Description of the task >> The answer is one number: how many lines hold the string "bāng".

------ Supplied data ------

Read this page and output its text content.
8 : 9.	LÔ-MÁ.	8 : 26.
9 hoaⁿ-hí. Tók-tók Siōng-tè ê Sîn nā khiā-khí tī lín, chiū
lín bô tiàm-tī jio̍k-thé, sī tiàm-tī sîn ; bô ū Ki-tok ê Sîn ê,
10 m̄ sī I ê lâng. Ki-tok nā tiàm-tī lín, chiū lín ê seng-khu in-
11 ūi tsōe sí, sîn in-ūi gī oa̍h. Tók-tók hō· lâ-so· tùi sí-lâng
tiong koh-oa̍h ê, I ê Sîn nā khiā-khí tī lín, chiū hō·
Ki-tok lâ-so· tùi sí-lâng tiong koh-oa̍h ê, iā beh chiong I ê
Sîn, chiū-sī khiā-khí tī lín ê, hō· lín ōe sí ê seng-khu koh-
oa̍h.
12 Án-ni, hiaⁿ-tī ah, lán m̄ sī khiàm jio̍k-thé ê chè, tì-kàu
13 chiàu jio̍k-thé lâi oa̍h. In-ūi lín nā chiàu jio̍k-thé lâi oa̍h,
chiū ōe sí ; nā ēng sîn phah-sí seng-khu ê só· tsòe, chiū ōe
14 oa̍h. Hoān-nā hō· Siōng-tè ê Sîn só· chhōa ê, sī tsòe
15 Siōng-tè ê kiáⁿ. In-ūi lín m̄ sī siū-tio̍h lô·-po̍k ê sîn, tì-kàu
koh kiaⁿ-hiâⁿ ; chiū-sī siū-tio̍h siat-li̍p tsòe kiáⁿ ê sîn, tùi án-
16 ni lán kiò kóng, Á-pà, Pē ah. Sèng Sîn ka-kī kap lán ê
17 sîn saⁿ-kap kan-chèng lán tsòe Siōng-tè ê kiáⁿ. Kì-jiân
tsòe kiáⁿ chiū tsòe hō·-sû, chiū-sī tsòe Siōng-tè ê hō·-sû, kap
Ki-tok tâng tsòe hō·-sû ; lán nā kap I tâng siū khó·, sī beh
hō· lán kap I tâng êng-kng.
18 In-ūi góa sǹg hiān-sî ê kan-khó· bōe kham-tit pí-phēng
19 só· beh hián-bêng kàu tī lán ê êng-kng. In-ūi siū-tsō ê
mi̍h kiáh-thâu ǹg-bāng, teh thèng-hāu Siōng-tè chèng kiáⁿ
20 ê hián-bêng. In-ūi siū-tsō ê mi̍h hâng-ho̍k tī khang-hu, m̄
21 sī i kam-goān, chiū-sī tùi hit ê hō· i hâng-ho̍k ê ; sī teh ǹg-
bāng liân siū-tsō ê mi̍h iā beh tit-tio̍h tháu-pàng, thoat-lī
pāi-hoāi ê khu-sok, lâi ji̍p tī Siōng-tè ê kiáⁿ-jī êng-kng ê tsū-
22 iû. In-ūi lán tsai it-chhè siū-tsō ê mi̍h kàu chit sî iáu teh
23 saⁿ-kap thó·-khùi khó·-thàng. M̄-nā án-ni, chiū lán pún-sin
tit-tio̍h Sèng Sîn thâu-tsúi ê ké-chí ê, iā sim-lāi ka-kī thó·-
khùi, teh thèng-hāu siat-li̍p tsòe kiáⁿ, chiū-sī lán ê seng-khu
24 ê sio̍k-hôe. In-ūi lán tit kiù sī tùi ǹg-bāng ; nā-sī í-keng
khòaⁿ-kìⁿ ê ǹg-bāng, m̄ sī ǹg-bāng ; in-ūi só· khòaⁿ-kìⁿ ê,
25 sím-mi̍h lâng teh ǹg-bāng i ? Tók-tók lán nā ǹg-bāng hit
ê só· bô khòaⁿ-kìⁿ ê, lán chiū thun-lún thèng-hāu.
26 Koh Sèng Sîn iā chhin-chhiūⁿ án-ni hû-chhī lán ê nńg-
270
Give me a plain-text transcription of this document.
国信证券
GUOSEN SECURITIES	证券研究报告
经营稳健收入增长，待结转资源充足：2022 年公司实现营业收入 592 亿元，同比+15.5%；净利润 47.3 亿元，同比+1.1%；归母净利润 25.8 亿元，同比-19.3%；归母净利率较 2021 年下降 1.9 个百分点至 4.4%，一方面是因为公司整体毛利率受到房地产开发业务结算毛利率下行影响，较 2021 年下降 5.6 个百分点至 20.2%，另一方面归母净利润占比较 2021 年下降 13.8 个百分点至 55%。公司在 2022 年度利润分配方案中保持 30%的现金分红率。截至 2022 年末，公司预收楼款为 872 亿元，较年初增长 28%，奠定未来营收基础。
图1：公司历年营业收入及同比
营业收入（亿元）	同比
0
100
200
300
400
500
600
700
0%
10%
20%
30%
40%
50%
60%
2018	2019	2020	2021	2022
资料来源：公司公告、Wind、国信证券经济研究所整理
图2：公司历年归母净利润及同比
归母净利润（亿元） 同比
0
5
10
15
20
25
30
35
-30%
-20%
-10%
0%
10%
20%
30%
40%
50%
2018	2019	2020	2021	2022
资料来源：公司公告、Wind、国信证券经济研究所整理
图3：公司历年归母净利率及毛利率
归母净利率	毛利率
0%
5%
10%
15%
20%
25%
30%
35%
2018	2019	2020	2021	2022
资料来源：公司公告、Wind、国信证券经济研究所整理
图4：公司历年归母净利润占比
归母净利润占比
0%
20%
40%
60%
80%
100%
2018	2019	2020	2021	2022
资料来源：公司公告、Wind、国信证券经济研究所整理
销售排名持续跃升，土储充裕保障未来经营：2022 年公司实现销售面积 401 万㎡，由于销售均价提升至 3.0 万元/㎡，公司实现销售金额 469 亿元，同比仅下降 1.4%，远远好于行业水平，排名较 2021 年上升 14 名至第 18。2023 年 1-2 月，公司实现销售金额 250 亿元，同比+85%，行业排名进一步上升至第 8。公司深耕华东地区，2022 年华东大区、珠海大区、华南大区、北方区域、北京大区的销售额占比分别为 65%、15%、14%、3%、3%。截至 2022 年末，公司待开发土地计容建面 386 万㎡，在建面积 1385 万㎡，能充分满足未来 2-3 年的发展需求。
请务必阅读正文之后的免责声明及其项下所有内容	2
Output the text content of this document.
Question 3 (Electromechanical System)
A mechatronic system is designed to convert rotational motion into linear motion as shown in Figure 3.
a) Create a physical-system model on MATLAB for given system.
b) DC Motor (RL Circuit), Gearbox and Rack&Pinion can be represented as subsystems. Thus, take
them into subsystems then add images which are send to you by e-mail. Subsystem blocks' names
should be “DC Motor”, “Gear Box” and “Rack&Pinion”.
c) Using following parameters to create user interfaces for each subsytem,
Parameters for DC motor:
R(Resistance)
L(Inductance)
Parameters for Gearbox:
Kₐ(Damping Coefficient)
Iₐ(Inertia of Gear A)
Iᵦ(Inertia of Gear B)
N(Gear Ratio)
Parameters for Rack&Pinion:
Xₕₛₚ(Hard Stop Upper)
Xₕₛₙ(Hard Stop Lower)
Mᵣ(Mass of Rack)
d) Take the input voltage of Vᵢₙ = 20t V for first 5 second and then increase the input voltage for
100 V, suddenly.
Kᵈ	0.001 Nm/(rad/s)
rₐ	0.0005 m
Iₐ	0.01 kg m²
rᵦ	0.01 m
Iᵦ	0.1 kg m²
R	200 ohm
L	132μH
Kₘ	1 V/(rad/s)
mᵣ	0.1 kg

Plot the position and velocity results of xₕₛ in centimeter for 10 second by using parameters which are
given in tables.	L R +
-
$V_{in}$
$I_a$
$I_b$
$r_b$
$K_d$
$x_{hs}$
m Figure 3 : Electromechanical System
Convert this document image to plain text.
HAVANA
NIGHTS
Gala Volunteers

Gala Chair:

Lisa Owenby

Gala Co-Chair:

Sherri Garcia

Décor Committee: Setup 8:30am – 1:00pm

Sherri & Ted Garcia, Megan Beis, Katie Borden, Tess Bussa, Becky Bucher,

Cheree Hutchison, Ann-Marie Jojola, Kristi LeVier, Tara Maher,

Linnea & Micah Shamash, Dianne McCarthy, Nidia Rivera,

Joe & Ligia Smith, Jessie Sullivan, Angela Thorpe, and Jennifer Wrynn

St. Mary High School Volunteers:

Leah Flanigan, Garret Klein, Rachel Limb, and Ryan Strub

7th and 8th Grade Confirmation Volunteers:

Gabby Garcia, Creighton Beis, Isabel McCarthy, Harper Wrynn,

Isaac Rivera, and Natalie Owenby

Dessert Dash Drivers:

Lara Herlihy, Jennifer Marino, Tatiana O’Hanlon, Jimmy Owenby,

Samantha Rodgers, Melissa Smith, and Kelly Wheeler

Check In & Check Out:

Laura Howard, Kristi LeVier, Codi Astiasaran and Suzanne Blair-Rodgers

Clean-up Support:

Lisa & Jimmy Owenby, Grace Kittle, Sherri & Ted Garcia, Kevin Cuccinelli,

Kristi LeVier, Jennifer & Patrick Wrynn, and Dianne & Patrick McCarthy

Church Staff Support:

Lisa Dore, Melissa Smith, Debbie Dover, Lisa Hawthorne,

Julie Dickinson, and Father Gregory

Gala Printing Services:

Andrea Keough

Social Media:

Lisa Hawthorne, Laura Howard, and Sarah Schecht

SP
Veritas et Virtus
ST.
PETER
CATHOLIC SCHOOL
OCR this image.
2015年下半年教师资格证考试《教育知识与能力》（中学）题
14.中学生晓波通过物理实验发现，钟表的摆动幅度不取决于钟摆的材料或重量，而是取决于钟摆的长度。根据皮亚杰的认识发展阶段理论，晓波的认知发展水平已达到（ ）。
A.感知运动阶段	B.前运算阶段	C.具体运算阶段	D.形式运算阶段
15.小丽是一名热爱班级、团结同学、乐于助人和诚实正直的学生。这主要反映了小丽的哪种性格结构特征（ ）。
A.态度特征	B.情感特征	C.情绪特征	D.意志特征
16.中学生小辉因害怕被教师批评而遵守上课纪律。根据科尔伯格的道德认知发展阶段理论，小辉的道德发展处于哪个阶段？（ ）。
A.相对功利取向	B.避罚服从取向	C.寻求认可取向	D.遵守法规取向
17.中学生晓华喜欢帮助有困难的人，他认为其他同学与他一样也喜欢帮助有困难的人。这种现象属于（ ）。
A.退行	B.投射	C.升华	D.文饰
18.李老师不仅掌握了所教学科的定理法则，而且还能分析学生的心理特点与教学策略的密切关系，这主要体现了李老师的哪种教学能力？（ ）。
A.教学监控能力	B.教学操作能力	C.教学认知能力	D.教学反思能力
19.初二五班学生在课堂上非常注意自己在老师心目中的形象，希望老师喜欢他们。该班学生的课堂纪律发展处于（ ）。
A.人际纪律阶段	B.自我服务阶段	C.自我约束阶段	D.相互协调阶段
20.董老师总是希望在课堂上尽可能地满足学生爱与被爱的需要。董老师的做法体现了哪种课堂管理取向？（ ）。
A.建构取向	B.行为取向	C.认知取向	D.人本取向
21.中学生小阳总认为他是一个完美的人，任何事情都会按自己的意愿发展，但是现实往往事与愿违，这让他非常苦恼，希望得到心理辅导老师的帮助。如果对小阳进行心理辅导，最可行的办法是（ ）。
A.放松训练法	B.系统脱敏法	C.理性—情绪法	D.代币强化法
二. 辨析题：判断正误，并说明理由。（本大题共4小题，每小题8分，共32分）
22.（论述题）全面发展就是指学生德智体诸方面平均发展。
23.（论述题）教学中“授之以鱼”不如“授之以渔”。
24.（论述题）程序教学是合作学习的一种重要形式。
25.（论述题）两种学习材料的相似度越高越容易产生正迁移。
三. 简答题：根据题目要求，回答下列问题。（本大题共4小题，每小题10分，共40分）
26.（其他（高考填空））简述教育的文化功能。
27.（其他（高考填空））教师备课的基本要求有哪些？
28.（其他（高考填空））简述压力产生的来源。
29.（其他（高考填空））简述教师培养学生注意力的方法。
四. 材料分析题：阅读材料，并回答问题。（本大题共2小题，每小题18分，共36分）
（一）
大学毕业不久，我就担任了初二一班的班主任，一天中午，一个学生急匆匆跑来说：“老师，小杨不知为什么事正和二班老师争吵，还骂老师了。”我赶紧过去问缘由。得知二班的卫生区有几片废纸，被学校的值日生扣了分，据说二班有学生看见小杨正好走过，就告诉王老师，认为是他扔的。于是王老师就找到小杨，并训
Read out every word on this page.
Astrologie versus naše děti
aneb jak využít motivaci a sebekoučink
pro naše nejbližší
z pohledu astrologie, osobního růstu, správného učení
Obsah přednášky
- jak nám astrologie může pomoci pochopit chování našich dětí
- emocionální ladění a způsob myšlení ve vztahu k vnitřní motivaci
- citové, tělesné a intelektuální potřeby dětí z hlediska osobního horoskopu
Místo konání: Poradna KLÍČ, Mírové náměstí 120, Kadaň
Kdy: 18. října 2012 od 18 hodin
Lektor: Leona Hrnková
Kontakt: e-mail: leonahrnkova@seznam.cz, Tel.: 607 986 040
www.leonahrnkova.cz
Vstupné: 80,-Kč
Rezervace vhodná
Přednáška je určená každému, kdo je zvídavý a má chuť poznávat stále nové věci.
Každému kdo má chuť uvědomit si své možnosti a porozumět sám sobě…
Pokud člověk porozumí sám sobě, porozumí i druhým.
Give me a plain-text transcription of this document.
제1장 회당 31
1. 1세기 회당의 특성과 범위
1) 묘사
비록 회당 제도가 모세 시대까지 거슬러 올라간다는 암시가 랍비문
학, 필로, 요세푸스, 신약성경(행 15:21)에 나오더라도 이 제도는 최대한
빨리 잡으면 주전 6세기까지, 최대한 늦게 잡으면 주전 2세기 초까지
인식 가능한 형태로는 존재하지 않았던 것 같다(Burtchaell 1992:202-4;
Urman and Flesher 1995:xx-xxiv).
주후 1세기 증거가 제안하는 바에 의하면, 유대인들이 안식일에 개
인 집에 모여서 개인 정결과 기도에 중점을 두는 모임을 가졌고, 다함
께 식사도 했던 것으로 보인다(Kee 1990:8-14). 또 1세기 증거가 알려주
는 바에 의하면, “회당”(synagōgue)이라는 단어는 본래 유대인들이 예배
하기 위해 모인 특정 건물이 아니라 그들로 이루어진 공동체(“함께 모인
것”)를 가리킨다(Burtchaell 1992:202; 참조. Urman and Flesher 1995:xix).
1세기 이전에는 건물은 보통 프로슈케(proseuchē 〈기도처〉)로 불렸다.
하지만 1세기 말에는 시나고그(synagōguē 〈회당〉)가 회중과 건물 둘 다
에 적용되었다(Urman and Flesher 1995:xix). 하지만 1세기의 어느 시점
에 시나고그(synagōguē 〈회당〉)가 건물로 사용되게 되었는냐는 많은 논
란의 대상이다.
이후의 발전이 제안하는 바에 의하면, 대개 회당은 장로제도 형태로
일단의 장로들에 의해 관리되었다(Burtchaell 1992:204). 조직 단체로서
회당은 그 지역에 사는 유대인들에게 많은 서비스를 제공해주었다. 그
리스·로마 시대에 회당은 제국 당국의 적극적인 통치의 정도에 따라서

------

Output for this exercise >> 5